■ **WHAT TO PRODUCE**: In the records below, locate the line containing "Parse this screenshot: output", then extract it and all following lines exactly, ending with the last line.

********

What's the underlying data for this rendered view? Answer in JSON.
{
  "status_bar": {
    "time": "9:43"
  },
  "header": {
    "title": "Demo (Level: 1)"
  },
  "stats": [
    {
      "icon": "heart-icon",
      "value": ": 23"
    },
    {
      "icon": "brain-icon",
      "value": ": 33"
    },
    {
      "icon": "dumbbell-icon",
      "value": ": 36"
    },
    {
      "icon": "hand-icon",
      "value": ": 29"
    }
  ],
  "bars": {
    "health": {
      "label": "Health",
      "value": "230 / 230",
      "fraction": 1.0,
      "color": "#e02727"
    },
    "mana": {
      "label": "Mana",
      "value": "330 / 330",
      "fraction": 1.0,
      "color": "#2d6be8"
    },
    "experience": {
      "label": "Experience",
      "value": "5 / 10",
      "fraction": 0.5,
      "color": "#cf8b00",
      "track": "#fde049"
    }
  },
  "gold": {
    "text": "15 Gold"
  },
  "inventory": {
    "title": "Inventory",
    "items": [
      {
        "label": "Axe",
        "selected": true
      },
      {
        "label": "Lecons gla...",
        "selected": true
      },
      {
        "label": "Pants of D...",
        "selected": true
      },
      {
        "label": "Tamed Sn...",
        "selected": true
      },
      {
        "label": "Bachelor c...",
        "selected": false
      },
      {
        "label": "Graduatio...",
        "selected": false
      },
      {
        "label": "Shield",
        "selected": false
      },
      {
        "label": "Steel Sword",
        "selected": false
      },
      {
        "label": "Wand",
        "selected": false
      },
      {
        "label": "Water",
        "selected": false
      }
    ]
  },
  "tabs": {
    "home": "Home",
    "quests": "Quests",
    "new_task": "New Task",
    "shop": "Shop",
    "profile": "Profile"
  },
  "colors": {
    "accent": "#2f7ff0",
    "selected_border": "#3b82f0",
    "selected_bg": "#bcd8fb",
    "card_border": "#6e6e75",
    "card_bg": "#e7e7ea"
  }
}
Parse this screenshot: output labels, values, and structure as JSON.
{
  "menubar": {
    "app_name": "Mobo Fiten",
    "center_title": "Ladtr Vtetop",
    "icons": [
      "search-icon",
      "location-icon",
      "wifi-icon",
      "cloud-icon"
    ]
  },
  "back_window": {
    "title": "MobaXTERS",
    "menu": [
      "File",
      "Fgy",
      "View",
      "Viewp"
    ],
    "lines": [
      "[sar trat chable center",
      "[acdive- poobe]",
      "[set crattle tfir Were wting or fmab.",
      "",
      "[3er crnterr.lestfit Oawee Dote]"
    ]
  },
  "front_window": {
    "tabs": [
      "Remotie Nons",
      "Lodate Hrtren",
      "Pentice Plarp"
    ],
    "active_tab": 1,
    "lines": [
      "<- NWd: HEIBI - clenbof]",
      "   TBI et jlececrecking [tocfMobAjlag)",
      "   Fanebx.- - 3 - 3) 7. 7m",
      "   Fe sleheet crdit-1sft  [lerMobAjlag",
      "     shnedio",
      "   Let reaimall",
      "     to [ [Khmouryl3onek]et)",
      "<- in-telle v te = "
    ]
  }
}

********

■ **RESULT FOR THIS TASK**:
Parse this screenshot: output labels, values, and structure as JSON.
{
  "menubar": {
    "app_name": "Mobo Fiten",
    "center_title": "Ladtr Vtetop",
    "icons": [
      "search-icon",
      "location-icon",
      "wifi-icon",
      "cloud-icon"
    ]
  },
  "back_window": {
    "title": "MobaXTERS",
    "menu": [
      "File",
      "Fgy",
      "View",
      "Viewp"
    ],
    "lines": [
      "[sar trat chable center",
      "[acdive- poobe]",
      "[set crattle tfir Were wting or fmab.",
      "",
      "[3er crnterr.lestfit Oawee Dote]"
    ]
  },
  "front_window": {
    "tabs": [
      "Remotie Nons",
      "Lodate Hrtren",
      "Pentice Plarp"
    ],
    "active_tab": 1,
    "lines": [
      "<- NWd: HEIBI - clenbof]",
      "   TBI et jlececrecking [tocfMobAjlag)",
      "   Fanebx.- - 3 - 3) 7. 7m",
      "   Fe sleheet crdit-1sft  [lerMobAjlag",
      "     shnedio",
      "   Let reaimall",
      "     to [ [Khmouryl3onek]et)",
      "<- in-telle v te = "
    ]
  }
}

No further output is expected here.